[Dataset items]

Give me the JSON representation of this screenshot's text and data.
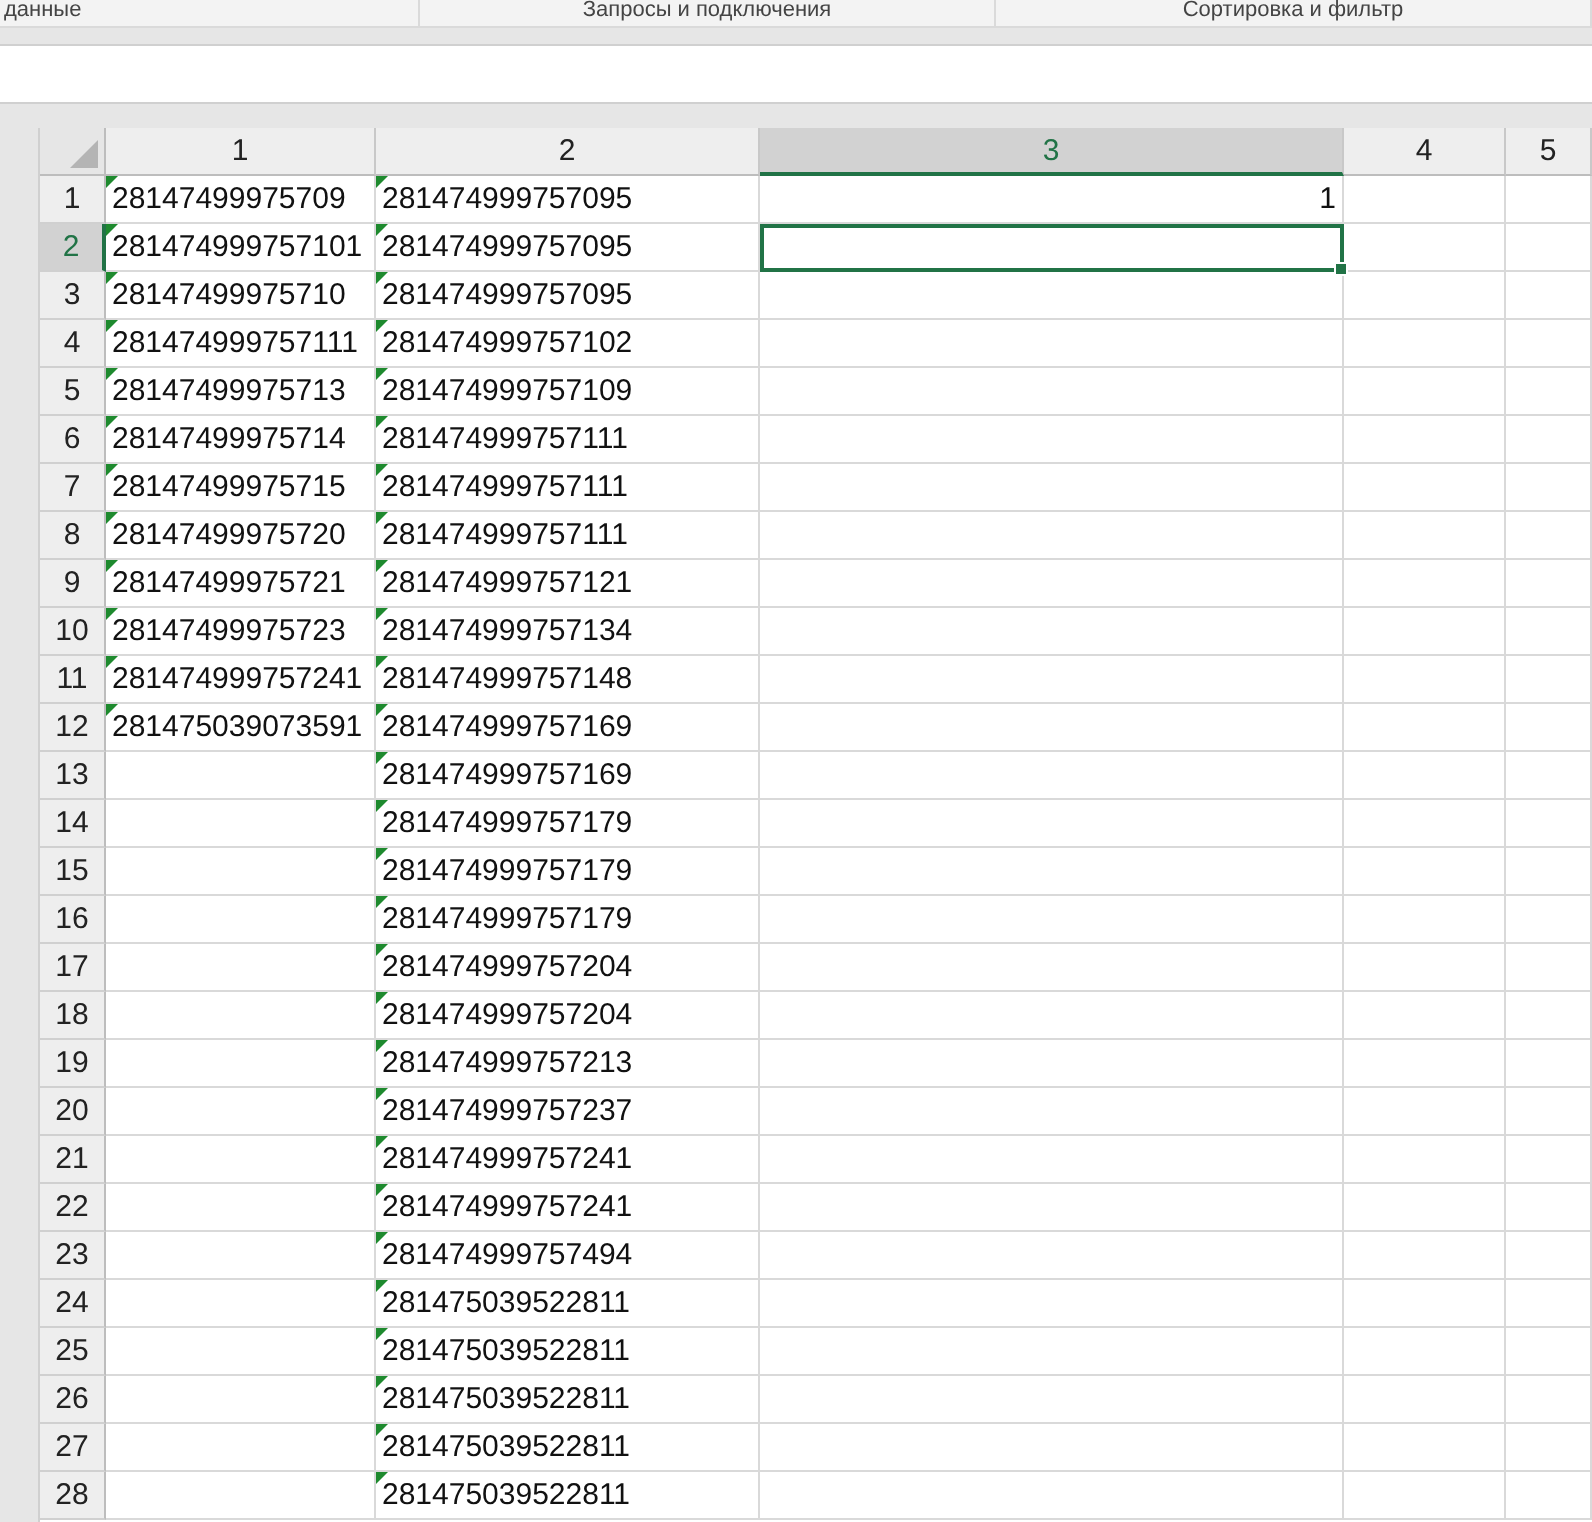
{
  "ribbon_groups": [
    "данные",
    "Запросы и подключения",
    "Сортировка и фильтр"
  ],
  "columns": [
    {
      "label": "1",
      "selected": false
    },
    {
      "label": "2",
      "selected": false
    },
    {
      "label": "3",
      "selected": true
    },
    {
      "label": "4",
      "selected": false
    },
    {
      "label": "5",
      "selected": false
    }
  ],
  "rows": [
    {
      "label": "1",
      "selected": false,
      "cells": [
        {
          "value": "28147499975709",
          "flagged": true,
          "selected": false
        },
        {
          "value": "281474999757095",
          "flagged": true,
          "selected": false
        },
        {
          "value": "1",
          "flagged": false,
          "selected": false
        }
      ]
    },
    {
      "label": "2",
      "selected": true,
      "cells": [
        {
          "value": "281474999757101",
          "flagged": true,
          "selected": false
        },
        {
          "value": "281474999757095",
          "flagged": true,
          "selected": false
        },
        {
          "flagged": false,
          "selected": true
        }
      ]
    },
    {
      "label": "3",
      "selected": false,
      "cells": [
        {
          "value": "28147499975710",
          "flagged": true,
          "selected": false
        },
        {
          "value": "281474999757095",
          "flagged": true,
          "selected": false
        },
        {
          "flagged": false,
          "selected": false
        }
      ]
    },
    {
      "label": "4",
      "selected": false,
      "cells": [
        {
          "value": "281474999757111",
          "flagged": true,
          "selected": false
        },
        {
          "value": "281474999757102",
          "flagged": true,
          "selected": false
        },
        {
          "flagged": false,
          "selected": false
        }
      ]
    },
    {
      "label": "5",
      "selected": false,
      "cells": [
        {
          "value": "28147499975713",
          "flagged": true,
          "selected": false
        },
        {
          "value": "281474999757109",
          "flagged": true,
          "selected": false
        },
        {
          "flagged": false,
          "selected": false
        }
      ]
    },
    {
      "label": "6",
      "selected": false,
      "cells": [
        {
          "value": "28147499975714",
          "flagged": true,
          "selected": false
        },
        {
          "value": "281474999757111",
          "flagged": true,
          "selected": false
        },
        {
          "flagged": false,
          "selected": false
        }
      ]
    },
    {
      "label": "7",
      "selected": false,
      "cells": [
        {
          "value": "28147499975715",
          "flagged": true,
          "selected": false
        },
        {
          "value": "281474999757111",
          "flagged": true,
          "selected": false
        },
        {
          "flagged": false,
          "selected": false
        }
      ]
    },
    {
      "label": "8",
      "selected": false,
      "cells": [
        {
          "value": "28147499975720",
          "flagged": true,
          "selected": false
        },
        {
          "value": "281474999757111",
          "flagged": true,
          "selected": false
        },
        {
          "flagged": false,
          "selected": false
        }
      ]
    },
    {
      "label": "9",
      "selected": false,
      "cells": [
        {
          "value": "28147499975721",
          "flagged": true,
          "selected": false
        },
        {
          "value": "281474999757121",
          "flagged": true,
          "selected": false
        },
        {
          "flagged": false,
          "selected": false
        }
      ]
    },
    {
      "label": "10",
      "selected": false,
      "cells": [
        {
          "value": "28147499975723",
          "flagged": true,
          "selected": false
        },
        {
          "value": "281474999757134",
          "flagged": true,
          "selected": false
        },
        {
          "flagged": false,
          "selected": false
        }
      ]
    },
    {
      "label": "11",
      "selected": false,
      "cells": [
        {
          "value": "281474999757241",
          "flagged": true,
          "selected": false
        },
        {
          "value": "281474999757148",
          "flagged": true,
          "selected": false
        },
        {
          "flagged": false,
          "selected": false
        }
      ]
    },
    {
      "label": "12",
      "selected": false,
      "cells": [
        {
          "value": "281475039073591",
          "flagged": true,
          "selected": false
        },
        {
          "value": "281474999757169",
          "flagged": true,
          "selected": false
        },
        {
          "flagged": false,
          "selected": false
        }
      ]
    },
    {
      "label": "13",
      "selected": false,
      "cells": [
        {
          "flagged": false,
          "selected": false
        },
        {
          "value": "281474999757169",
          "flagged": true,
          "selected": false
        },
        {
          "flagged": false,
          "selected": false
        }
      ]
    },
    {
      "label": "14",
      "selected": false,
      "cells": [
        {
          "flagged": false,
          "selected": false
        },
        {
          "value": "281474999757179",
          "flagged": true,
          "selected": false
        },
        {
          "flagged": false,
          "selected": false
        }
      ]
    },
    {
      "label": "15",
      "selected": false,
      "cells": [
        {
          "flagged": false,
          "selected": false
        },
        {
          "value": "281474999757179",
          "flagged": true,
          "selected": false
        },
        {
          "flagged": false,
          "selected": false
        }
      ]
    },
    {
      "label": "16",
      "selected": false,
      "cells": [
        {
          "flagged": false,
          "selected": false
        },
        {
          "value": "281474999757179",
          "flagged": true,
          "selected": false
        },
        {
          "flagged": false,
          "selected": false
        }
      ]
    },
    {
      "label": "17",
      "selected": false,
      "cells": [
        {
          "flagged": false,
          "selected": false
        },
        {
          "value": "281474999757204",
          "flagged": true,
          "selected": false
        },
        {
          "flagged": false,
          "selected": false
        }
      ]
    },
    {
      "label": "18",
      "selected": false,
      "cells": [
        {
          "flagged": false,
          "selected": false
        },
        {
          "value": "281474999757204",
          "flagged": true,
          "selected": false
        },
        {
          "flagged": false,
          "selected": false
        }
      ]
    },
    {
      "label": "19",
      "selected": false,
      "cells": [
        {
          "flagged": false,
          "selected": false
        },
        {
          "value": "281474999757213",
          "flagged": true,
          "selected": false
        },
        {
          "flagged": false,
          "selected": false
        }
      ]
    },
    {
      "label": "20",
      "selected": false,
      "cells": [
        {
          "flagged": false,
          "selected": false
        },
        {
          "value": "281474999757237",
          "flagged": true,
          "selected": false
        },
        {
          "flagged": false,
          "selected": false
        }
      ]
    },
    {
      "label": "21",
      "selected": false,
      "cells": [
        {
          "flagged": false,
          "selected": false
        },
        {
          "value": "281474999757241",
          "flagged": true,
          "selected": false
        },
        {
          "flagged": false,
          "selected": false
        }
      ]
    },
    {
      "label": "22",
      "selected": false,
      "cells": [
        {
          "flagged": false,
          "selected": false
        },
        {
          "value": "281474999757241",
          "flagged": true,
          "selected": false
        },
        {
          "flagged": false,
          "selected": false
        }
      ]
    },
    {
      "label": "23",
      "selected": false,
      "cells": [
        {
          "flagged": false,
          "selected": false
        },
        {
          "value": "281474999757494",
          "flagged": true,
          "selected": false
        },
        {
          "flagged": false,
          "selected": false
        }
      ]
    },
    {
      "label": "24",
      "selected": false,
      "cells": [
        {
          "flagged": false,
          "selected": false
        },
        {
          "value": "281475039522811",
          "flagged": true,
          "selected": false
        },
        {
          "flagged": false,
          "selected": false
        }
      ]
    },
    {
      "label": "25",
      "selected": false,
      "cells": [
        {
          "flagged": false,
          "selected": false
        },
        {
          "value": "281475039522811",
          "flagged": true,
          "selected": false
        },
        {
          "flagged": false,
          "selected": false
        }
      ]
    },
    {
      "label": "26",
      "selected": false,
      "cells": [
        {
          "flagged": false,
          "selected": false
        },
        {
          "value": "281475039522811",
          "flagged": true,
          "selected": false
        },
        {
          "flagged": false,
          "selected": false
        }
      ]
    },
    {
      "label": "27",
      "selected": false,
      "cells": [
        {
          "flagged": false,
          "selected": false
        },
        {
          "value": "281475039522811",
          "flagged": true,
          "selected": false
        },
        {
          "flagged": false,
          "selected": false
        }
      ]
    },
    {
      "label": "28",
      "selected": false,
      "cells": [
        {
          "flagged": false,
          "selected": false
        },
        {
          "value": "281475039522811",
          "flagged": true,
          "selected": false
        },
        {
          "flagged": false,
          "selected": false
        }
      ]
    }
  ]
}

EXERCISE DESCRIPTION — Transcribe the listing in full and omit the pictures.

RIGHT ANSWER —
Give me the JSON representation of this screenshot's text and data.
{
  "ribbon_groups": [
    "данные",
    "Запросы и подключения",
    "Сортировка и фильтр"
  ],
  "columns": [
    {
      "label": "1",
      "selected": false
    },
    {
      "label": "2",
      "selected": false
    },
    {
      "label": "3",
      "selected": true
    },
    {
      "label": "4",
      "selected": false
    },
    {
      "label": "5",
      "selected": false
    }
  ],
  "rows": [
    {
      "label": "1",
      "selected": false,
      "cells": [
        {
          "value": "28147499975709",
          "flagged": true,
          "selected": false
        },
        {
          "value": "281474999757095",
          "flagged": true,
          "selected": false
        },
        {
          "value": "1",
          "flagged": false,
          "selected": false
        }
      ]
    },
    {
      "label": "2",
      "selected": true,
      "cells": [
        {
          "value": "281474999757101",
          "flagged": true,
          "selected": false
        },
        {
          "value": "281474999757095",
          "flagged": true,
          "selected": false
        },
        {
          "flagged": false,
          "selected": true
        }
      ]
    },
    {
      "label": "3",
      "selected": false,
      "cells": [
        {
          "value": "28147499975710",
          "flagged": true,
          "selected": false
        },
        {
          "value": "281474999757095",
          "flagged": true,
          "selected": false
        },
        {
          "flagged": false,
          "selected": false
        }
      ]
    },
    {
      "label": "4",
      "selected": false,
      "cells": [
        {
          "value": "281474999757111",
          "flagged": true,
          "selected": false
        },
        {
          "value": "281474999757102",
          "flagged": true,
          "selected": false
        },
        {
          "flagged": false,
          "selected": false
        }
      ]
    },
    {
      "label": "5",
      "selected": false,
      "cells": [
        {
          "value": "28147499975713",
          "flagged": true,
          "selected": false
        },
        {
          "value": "281474999757109",
          "flagged": true,
          "selected": false
        },
        {
          "flagged": false,
          "selected": false
        }
      ]
    },
    {
      "label": "6",
      "selected": false,
      "cells": [
        {
          "value": "28147499975714",
          "flagged": true,
          "selected": false
        },
        {
          "value": "281474999757111",
          "flagged": true,
          "selected": false
        },
        {
          "flagged": false,
          "selected": false
        }
      ]
    },
    {
      "label": "7",
      "selected": false,
      "cells": [
        {
          "value": "28147499975715",
          "flagged": true,
          "selected": false
        },
        {
          "value": "281474999757111",
          "flagged": true,
          "selected": false
        },
        {
          "flagged": false,
          "selected": false
        }
      ]
    },
    {
      "label": "8",
      "selected": false,
      "cells": [
        {
          "value": "28147499975720",
          "flagged": true,
          "selected": false
        },
        {
          "value": "281474999757111",
          "flagged": true,
          "selected": false
        },
        {
          "flagged": false,
          "selected": false
        }
      ]
    },
    {
      "label": "9",
      "selected": false,
      "cells": [
        {
          "value": "28147499975721",
          "flagged": true,
          "selected": false
        },
        {
          "value": "281474999757121",
          "flagged": true,
          "selected": false
        },
        {
          "flagged": false,
          "selected": false
        }
      ]
    },
    {
      "label": "10",
      "selected": false,
      "cells": [
        {
          "value": "28147499975723",
          "flagged": true,
          "selected": false
        },
        {
          "value": "281474999757134",
          "flagged": true,
          "selected": false
        },
        {
          "flagged": false,
          "selected": false
        }
      ]
    },
    {
      "label": "11",
      "selected": false,
      "cells": [
        {
          "value": "281474999757241",
          "flagged": true,
          "selected": false
        },
        {
          "value": "281474999757148",
          "flagged": true,
          "selected": false
        },
        {
          "flagged": false,
          "selected": false
        }
      ]
    },
    {
      "label": "12",
      "selected": false,
      "cells": [
        {
          "value": "281475039073591",
          "flagged": true,
          "selected": false
        },
        {
          "value": "281474999757169",
          "flagged": true,
          "selected": false
        },
        {
          "flagged": false,
          "selected": false
        }
      ]
    },
    {
      "label": "13",
      "selected": false,
      "cells": [
        {
          "flagged": false,
          "selected": false
        },
        {
          "value": "281474999757169",
          "flagged": true,
          "selected": false
        },
        {
          "flagged": false,
          "selected": false
        }
      ]
    },
    {
      "label": "14",
      "selected": false,
      "cells": [
        {
          "flagged": false,
          "selected": false
        },
        {
          "value": "281474999757179",
          "flagged": true,
          "selected": false
        },
        {
          "flagged": false,
          "selected": false
        }
      ]
    },
    {
      "label": "15",
      "selected": false,
      "cells": [
        {
          "flagged": false,
          "selected": false
        },
        {
          "value": "281474999757179",
          "flagged": true,
          "selected": false
        },
        {
          "flagged": false,
          "selected": false
        }
      ]
    },
    {
      "label": "16",
      "selected": false,
      "cells": [
        {
          "flagged": false,
          "selected": false
        },
        {
          "value": "281474999757179",
          "flagged": true,
          "selected": false
        },
        {
          "flagged": false,
          "selected": false
        }
      ]
    },
    {
      "label": "17",
      "selected": false,
      "cells": [
        {
          "flagged": false,
          "selected": false
        },
        {
          "value": "281474999757204",
          "flagged": true,
          "selected": false
        },
        {
          "flagged": false,
          "selected": false
        }
      ]
    },
    {
      "label": "18",
      "selected": false,
      "cells": [
        {
          "flagged": false,
          "selected": false
        },
        {
          "value": "281474999757204",
          "flagged": true,
          "selected": false
        },
        {
          "flagged": false,
          "selected": false
        }
      ]
    },
    {
      "label": "19",
      "selected": false,
      "cells": [
        {
          "flagged": false,
          "selected": false
        },
        {
          "value": "281474999757213",
          "flagged": true,
          "selected": false
        },
        {
          "flagged": false,
          "selected": false
        }
      ]
    },
    {
      "label": "20",
      "selected": false,
      "cells": [
        {
          "flagged": false,
          "selected": false
        },
        {
          "value": "281474999757237",
          "flagged": true,
          "selected": false
        },
        {
          "flagged": false,
          "selected": false
        }
      ]
    },
    {
      "label": "21",
      "selected": false,
      "cells": [
        {
          "flagged": false,
          "selected": false
        },
        {
          "value": "281474999757241",
          "flagged": true,
          "selected": false
        },
        {
          "flagged": false,
          "selected": false
        }
      ]
    },
    {
      "label": "22",
      "selected": false,
      "cells": [
        {
          "flagged": false,
          "selected": false
        },
        {
          "value": "281474999757241",
          "flagged": true,
          "selected": false
        },
        {
          "flagged": false,
          "selected": false
        }
      ]
    },
    {
      "label": "23",
      "selected": false,
      "cells": [
        {
          "flagged": false,
          "selected": false
        },
        {
          "value": "281474999757494",
          "flagged": true,
          "selected": false
        },
        {
          "flagged": false,
          "selected": false
        }
      ]
    },
    {
      "label": "24",
      "selected": false,
      "cells": [
        {
          "flagged": false,
          "selected": false
        },
        {
          "value": "281475039522811",
          "flagged": true,
          "selected": false
        },
        {
          "flagged": false,
          "selected": false
        }
      ]
    },
    {
      "label": "25",
      "selected": false,
      "cells": [
        {
          "flagged": false,
          "selected": false
        },
        {
          "value": "281475039522811",
          "flagged": true,
          "selected": false
        },
        {
          "flagged": false,
          "selected": false
        }
      ]
    },
    {
      "label": "26",
      "selected": false,
      "cells": [
        {
          "flagged": false,
          "selected": false
        },
        {
          "value": "281475039522811",
          "flagged": true,
          "selected": false
        },
        {
          "flagged": false,
          "selected": false
        }
      ]
    },
    {
      "label": "27",
      "selected": false,
      "cells": [
        {
          "flagged": false,
          "selected": false
        },
        {
          "value": "281475039522811",
          "flagged": true,
          "selected": false
        },
        {
          "flagged": false,
          "selected": false
        }
      ]
    },
    {
      "label": "28",
      "selected": false,
      "cells": [
        {
          "flagged": false,
          "selected": false
        },
        {
          "value": "281475039522811",
          "flagged": true,
          "selected": false
        },
        {
          "flagged": false,
          "selected": false
        }
      ]
    }
  ]
}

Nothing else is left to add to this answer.